--- Start of EXCERPTED RECORDS ---

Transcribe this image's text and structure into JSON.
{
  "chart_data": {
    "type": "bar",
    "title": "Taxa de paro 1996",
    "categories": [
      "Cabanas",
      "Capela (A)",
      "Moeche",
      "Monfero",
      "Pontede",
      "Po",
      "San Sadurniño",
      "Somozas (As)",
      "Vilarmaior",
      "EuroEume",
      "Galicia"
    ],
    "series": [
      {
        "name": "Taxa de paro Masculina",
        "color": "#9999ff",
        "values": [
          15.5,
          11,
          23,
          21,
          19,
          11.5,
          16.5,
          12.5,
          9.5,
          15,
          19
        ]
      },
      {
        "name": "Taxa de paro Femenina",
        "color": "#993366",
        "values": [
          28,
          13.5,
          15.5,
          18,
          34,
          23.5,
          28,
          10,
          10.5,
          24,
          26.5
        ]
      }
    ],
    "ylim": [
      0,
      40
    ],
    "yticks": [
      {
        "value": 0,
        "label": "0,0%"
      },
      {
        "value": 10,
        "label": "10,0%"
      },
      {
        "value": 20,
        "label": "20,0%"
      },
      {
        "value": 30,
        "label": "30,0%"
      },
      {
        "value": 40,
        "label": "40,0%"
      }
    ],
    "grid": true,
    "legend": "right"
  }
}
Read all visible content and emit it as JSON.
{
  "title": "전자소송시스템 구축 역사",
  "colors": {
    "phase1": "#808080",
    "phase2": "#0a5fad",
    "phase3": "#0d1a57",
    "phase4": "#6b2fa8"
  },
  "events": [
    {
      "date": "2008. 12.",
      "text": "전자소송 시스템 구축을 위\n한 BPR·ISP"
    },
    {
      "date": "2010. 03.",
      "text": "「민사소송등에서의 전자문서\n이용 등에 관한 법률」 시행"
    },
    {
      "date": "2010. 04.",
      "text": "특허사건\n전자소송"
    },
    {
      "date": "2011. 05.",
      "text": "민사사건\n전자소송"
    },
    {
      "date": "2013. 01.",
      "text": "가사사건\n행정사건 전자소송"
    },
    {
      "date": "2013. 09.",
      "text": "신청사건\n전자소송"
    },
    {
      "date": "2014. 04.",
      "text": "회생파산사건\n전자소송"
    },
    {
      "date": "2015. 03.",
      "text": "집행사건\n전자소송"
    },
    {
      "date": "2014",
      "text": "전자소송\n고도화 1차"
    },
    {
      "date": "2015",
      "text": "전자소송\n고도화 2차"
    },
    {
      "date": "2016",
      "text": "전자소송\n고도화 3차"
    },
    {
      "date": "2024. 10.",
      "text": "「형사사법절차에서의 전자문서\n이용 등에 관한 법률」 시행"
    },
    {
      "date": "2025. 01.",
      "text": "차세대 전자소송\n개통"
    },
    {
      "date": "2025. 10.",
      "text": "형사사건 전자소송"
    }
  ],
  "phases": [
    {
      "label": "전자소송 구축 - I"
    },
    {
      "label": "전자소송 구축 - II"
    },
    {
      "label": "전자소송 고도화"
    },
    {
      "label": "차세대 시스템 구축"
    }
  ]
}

--- End of EXCERPTED RECORDS ---

Extract the full listing above without altering anything.

Transcribe this image's text and structure into JSON.
{
  "chart_data": {
    "type": "bar",
    "title": "Taxa de paro 1996",
    "categories": [
      "Cabanas",
      "Capela (A)",
      "Moeche",
      "Monfero",
      "Pontede",
      "Po",
      "San Sadurniño",
      "Somozas (As)",
      "Vilarmaior",
      "EuroEume",
      "Galicia"
    ],
    "series": [
      {
        "name": "Taxa de paro Masculina",
        "color": "#9999ff",
        "values": [
          15.5,
          11,
          23,
          21,
          19,
          11.5,
          16.5,
          12.5,
          9.5,
          15,
          19
        ]
      },
      {
        "name": "Taxa de paro Femenina",
        "color": "#993366",
        "values": [
          28,
          13.5,
          15.5,
          18,
          34,
          23.5,
          28,
          10,
          10.5,
          24,
          26.5
        ]
      }
    ],
    "ylim": [
      0,
      40
    ],
    "yticks": [
      {
        "value": 0,
        "label": "0,0%"
      },
      {
        "value": 10,
        "label": "10,0%"
      },
      {
        "value": 20,
        "label": "20,0%"
      },
      {
        "value": 30,
        "label": "30,0%"
      },
      {
        "value": 40,
        "label": "40,0%"
      }
    ],
    "grid": true,
    "legend": "right"
  }
}
Read all visible content and emit it as JSON.
{
  "title": "전자소송시스템 구축 역사",
  "colors": {
    "phase1": "#808080",
    "phase2": "#0a5fad",
    "phase3": "#0d1a57",
    "phase4": "#6b2fa8"
  },
  "events": [
    {
      "date": "2008. 12.",
      "text": "전자소송 시스템 구축을 위\n한 BPR·ISP"
    },
    {
      "date": "2010. 03.",
      "text": "「민사소송등에서의 전자문서\n이용 등에 관한 법률」 시행"
    },
    {
      "date": "2010. 04.",
      "text": "특허사건\n전자소송"
    },
    {
      "date": "2011. 05.",
      "text": "민사사건\n전자소송"
    },
    {
      "date": "2013. 01.",
      "text": "가사사건\n행정사건 전자소송"
    },
    {
      "date": "2013. 09.",
      "text": "신청사건\n전자소송"
    },
    {
      "date": "2014. 04.",
      "text": "회생파산사건\n전자소송"
    },
    {
      "date": "2015. 03.",
      "text": "집행사건\n전자소송"
    },
    {
      "date": "2014",
      "text": "전자소송\n고도화 1차"
    },
    {
      "date": "2015",
      "text": "전자소송\n고도화 2차"
    },
    {
      "date": "2016",
      "text": "전자소송\n고도화 3차"
    },
    {
      "date": "2024. 10.",
      "text": "「형사사법절차에서의 전자문서\n이용 등에 관한 법률」 시행"
    },
    {
      "date": "2025. 01.",
      "text": "차세대 전자소송\n개통"
    },
    {
      "date": "2025. 10.",
      "text": "형사사건 전자소송"
    }
  ],
  "phases": [
    {
      "label": "전자소송 구축 - I"
    },
    {
      "label": "전자소송 구축 - II"
    },
    {
      "label": "전자소송 고도화"
    },
    {
      "label": "차세대 시스템 구축"
    }
  ]
}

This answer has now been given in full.